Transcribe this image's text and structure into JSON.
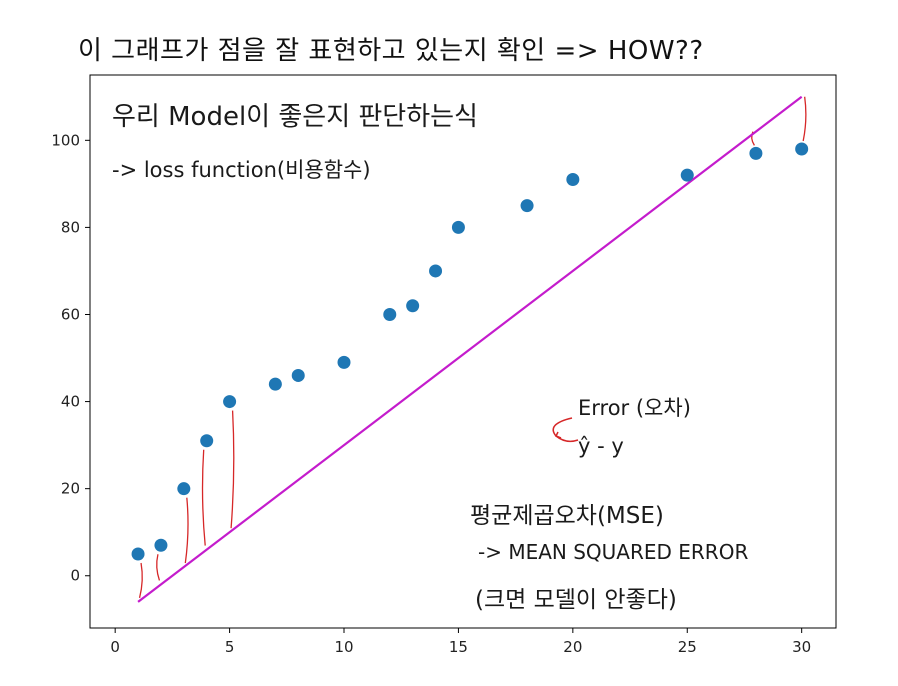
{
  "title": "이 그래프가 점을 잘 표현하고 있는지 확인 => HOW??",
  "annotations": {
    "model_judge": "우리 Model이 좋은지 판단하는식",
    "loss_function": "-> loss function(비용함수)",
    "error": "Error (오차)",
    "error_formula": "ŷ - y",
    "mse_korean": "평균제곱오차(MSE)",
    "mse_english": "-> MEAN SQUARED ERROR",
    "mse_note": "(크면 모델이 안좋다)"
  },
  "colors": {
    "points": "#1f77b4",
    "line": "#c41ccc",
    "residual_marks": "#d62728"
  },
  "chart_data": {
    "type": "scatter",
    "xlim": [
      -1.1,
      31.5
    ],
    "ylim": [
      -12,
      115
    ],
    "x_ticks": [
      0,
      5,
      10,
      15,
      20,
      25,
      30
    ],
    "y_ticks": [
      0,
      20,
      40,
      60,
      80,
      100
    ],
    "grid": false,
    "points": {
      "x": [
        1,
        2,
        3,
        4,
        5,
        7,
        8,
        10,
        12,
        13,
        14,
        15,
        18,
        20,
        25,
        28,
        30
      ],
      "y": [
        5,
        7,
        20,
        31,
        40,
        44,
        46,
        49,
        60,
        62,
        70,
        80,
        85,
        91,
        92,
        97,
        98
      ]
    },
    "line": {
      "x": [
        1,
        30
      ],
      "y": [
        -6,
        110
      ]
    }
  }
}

Challenge
Transcribe every record above exactly as written, leaving out any pictures.

Exercise solution
Transcribe this image's text and structure into JSON.
{
  "title": "이 그래프가 점을 잘 표현하고 있는지 확인 => HOW??",
  "annotations": {
    "model_judge": "우리 Model이 좋은지 판단하는식",
    "loss_function": "-> loss function(비용함수)",
    "error": "Error (오차)",
    "error_formula": "ŷ - y",
    "mse_korean": "평균제곱오차(MSE)",
    "mse_english": "-> MEAN SQUARED ERROR",
    "mse_note": "(크면 모델이 안좋다)"
  },
  "colors": {
    "points": "#1f77b4",
    "line": "#c41ccc",
    "residual_marks": "#d62728"
  },
  "chart_data": {
    "type": "scatter",
    "xlim": [
      -1.1,
      31.5
    ],
    "ylim": [
      -12,
      115
    ],
    "x_ticks": [
      0,
      5,
      10,
      15,
      20,
      25,
      30
    ],
    "y_ticks": [
      0,
      20,
      40,
      60,
      80,
      100
    ],
    "grid": false,
    "points": {
      "x": [
        1,
        2,
        3,
        4,
        5,
        7,
        8,
        10,
        12,
        13,
        14,
        15,
        18,
        20,
        25,
        28,
        30
      ],
      "y": [
        5,
        7,
        20,
        31,
        40,
        44,
        46,
        49,
        60,
        62,
        70,
        80,
        85,
        91,
        92,
        97,
        98
      ]
    },
    "line": {
      "x": [
        1,
        30
      ],
      "y": [
        -6,
        110
      ]
    }
  }
}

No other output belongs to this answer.